Problem requirements: Locate each line of the material that contains "сетей", then return it.

--- begin ---

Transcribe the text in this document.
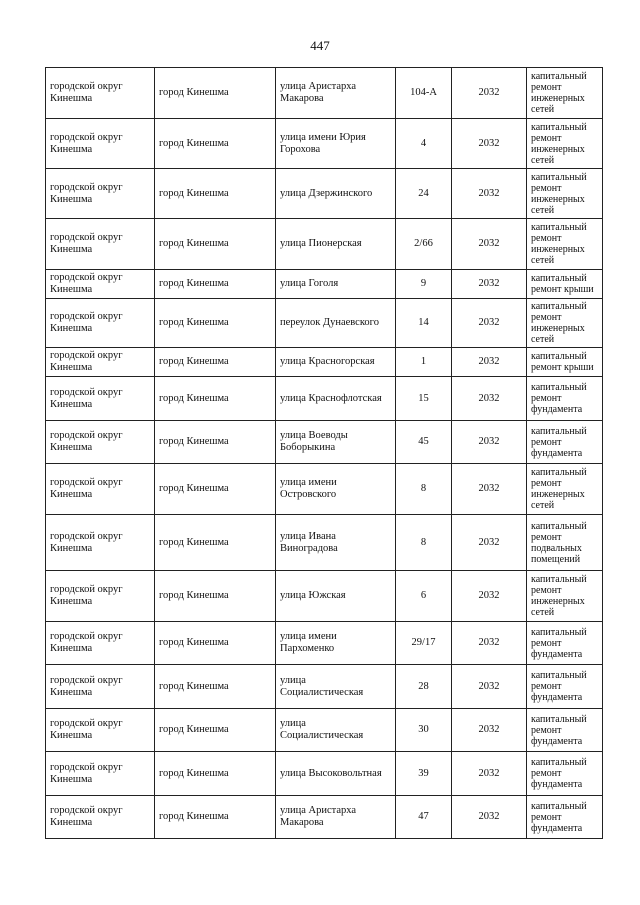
447
городской округ Кинешма	город Кинешма	улица Аристарха Макарова	104-А	2032	капитальный ремонт инженерных сетей
городской округ Кинешма	город Кинешма	улица имени Юрия Горохова	4	2032	капитальный ремонт инженерных сетей
городской округ Кинешма	город Кинешма	улица Дзержинского	24	2032	капитальный ремонт инженерных сетей
городской округ Кинешма	город Кинешма	улица Пионерская	2/66	2032	капитальный ремонт инженерных сетей
городской округ Кинешма	город Кинешма	улица Гоголя	9	2032	капитальный ремонт крыши
городской округ Кинешма	город Кинешма	переулок Дунаевского	14	2032	капитальный ремонт инженерных сетей
городской округ Кинешма	город Кинешма	улица Красногорская	1	2032	капитальный ремонт крыши
городской округ Кинешма	город Кинешма	улица Краснофлотская	15	2032	капитальный ремонт фундамента
городской округ Кинешма	город Кинешма	улица Воеводы Боборыкина	45	2032	капитальный ремонт фундамента
городской округ Кинешма	город Кинешма	улица имени Островского	8	2032	капитальный ремонт инженерных сетей
городской округ Кинешма	город Кинешма	улица Ивана Виноградова	8	2032	капитальный ремонт подвальных помещений
городской округ Кинешма	город Кинешма	улица Южская	6	2032	капитальный ремонт инженерных сетей
городской округ Кинешма	город Кинешма	улица имени Пархоменко	29/17	2032	капитальный ремонт фундамента
городской округ Кинешма	город Кинешма	улица Социалистическая	28	2032	капитальный ремонт фундамента
городской округ Кинешма	город Кинешма	улица Социалистическая	30	2032	капитальный ремонт фундамента
городской округ Кинешма	город Кинешма	улица Высоковольтная	39	2032	капитальный ремонт фундамента
городской округ Кинешма	город Кинешма	улица Аристарха Макарова	47	2032	капитальный ремонт фундамента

--- end ---

Solution to the exercise:
городской округ Кинешма	город Кинешма	улица Аристарха Макарова	104-А	2032	капитальный ремонт инженерных сетей
городской округ Кинешма	город Кинешма	улица имени Юрия Горохова	4	2032	капитальный ремонт инженерных сетей
городской округ Кинешма	город Кинешма	улица Дзержинского	24	2032	капитальный ремонт инженерных сетей
городской округ Кинешма	город Кинешма	улица Пионерская	2/66	2032	капитальный ремонт инженерных сетей
городской округ Кинешма	город Кинешма	переулок Дунаевского	14	2032	капитальный ремонт инженерных сетей
городской округ Кинешма	город Кинешма	улица имени Островского	8	2032	капитальный ремонт инженерных сетей
городской округ Кинешма	город Кинешма	улица Южская	6	2032	капитальный ремонт инженерных сетей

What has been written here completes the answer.